◆ TASK DESCRIPTION ◆
Output an exact reproduction of the data.

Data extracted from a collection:
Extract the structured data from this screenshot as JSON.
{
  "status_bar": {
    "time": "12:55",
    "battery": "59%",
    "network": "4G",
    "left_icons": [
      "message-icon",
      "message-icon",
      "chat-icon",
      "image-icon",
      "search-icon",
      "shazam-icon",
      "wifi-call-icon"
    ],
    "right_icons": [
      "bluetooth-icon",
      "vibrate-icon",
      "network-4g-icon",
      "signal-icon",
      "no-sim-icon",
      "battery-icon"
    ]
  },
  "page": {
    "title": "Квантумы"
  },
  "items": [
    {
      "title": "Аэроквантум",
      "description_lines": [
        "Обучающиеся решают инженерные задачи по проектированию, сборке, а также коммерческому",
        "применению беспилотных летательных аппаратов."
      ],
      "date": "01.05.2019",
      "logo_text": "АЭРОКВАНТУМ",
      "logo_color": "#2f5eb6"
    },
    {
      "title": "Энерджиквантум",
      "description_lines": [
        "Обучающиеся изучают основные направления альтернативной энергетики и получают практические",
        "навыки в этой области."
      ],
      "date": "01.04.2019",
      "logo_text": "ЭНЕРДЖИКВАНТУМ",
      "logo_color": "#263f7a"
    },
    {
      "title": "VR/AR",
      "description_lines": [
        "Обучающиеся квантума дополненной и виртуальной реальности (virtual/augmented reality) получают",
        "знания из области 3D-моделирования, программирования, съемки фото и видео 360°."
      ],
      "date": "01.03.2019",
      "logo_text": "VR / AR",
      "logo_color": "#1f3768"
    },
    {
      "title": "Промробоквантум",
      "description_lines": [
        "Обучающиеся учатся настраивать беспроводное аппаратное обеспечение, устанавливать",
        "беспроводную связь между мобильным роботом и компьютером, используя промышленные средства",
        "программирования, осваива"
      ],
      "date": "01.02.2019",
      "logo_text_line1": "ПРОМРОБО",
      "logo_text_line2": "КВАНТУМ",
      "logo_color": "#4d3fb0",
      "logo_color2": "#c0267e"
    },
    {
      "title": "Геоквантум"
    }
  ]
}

◆ ANSWER TO THIS PROBLEM ◆
Extract the structured data from this screenshot as JSON.
{
  "status_bar": {
    "time": "12:55",
    "battery": "59%",
    "network": "4G",
    "left_icons": [
      "message-icon",
      "message-icon",
      "chat-icon",
      "image-icon",
      "search-icon",
      "shazam-icon",
      "wifi-call-icon"
    ],
    "right_icons": [
      "bluetooth-icon",
      "vibrate-icon",
      "network-4g-icon",
      "signal-icon",
      "no-sim-icon",
      "battery-icon"
    ]
  },
  "page": {
    "title": "Квантумы"
  },
  "items": [
    {
      "title": "Аэроквантум",
      "description_lines": [
        "Обучающиеся решают инженерные задачи по проектированию, сборке, а также коммерческому",
        "применению беспилотных летательных аппаратов."
      ],
      "date": "01.05.2019",
      "logo_text": "АЭРОКВАНТУМ",
      "logo_color": "#2f5eb6"
    },
    {
      "title": "Энерджиквантум",
      "description_lines": [
        "Обучающиеся изучают основные направления альтернативной энергетики и получают практические",
        "навыки в этой области."
      ],
      "date": "01.04.2019",
      "logo_text": "ЭНЕРДЖИКВАНТУМ",
      "logo_color": "#263f7a"
    },
    {
      "title": "VR/AR",
      "description_lines": [
        "Обучающиеся квантума дополненной и виртуальной реальности (virtual/augmented reality) получают",
        "знания из области 3D-моделирования, программирования, съемки фото и видео 360°."
      ],
      "date": "01.03.2019",
      "logo_text": "VR / AR",
      "logo_color": "#1f3768"
    },
    {
      "title": "Промробоквантум",
      "description_lines": [
        "Обучающиеся учатся настраивать беспроводное аппаратное обеспечение, устанавливать",
        "беспроводную связь между мобильным роботом и компьютером, используя промышленные средства",
        "программирования, осваива"
      ],
      "date": "01.02.2019",
      "logo_text_line1": "ПРОМРОБО",
      "logo_text_line2": "КВАНТУМ",
      "logo_color": "#4d3fb0",
      "logo_color2": "#c0267e"
    },
    {
      "title": "Геоквантум"
    }
  ]
}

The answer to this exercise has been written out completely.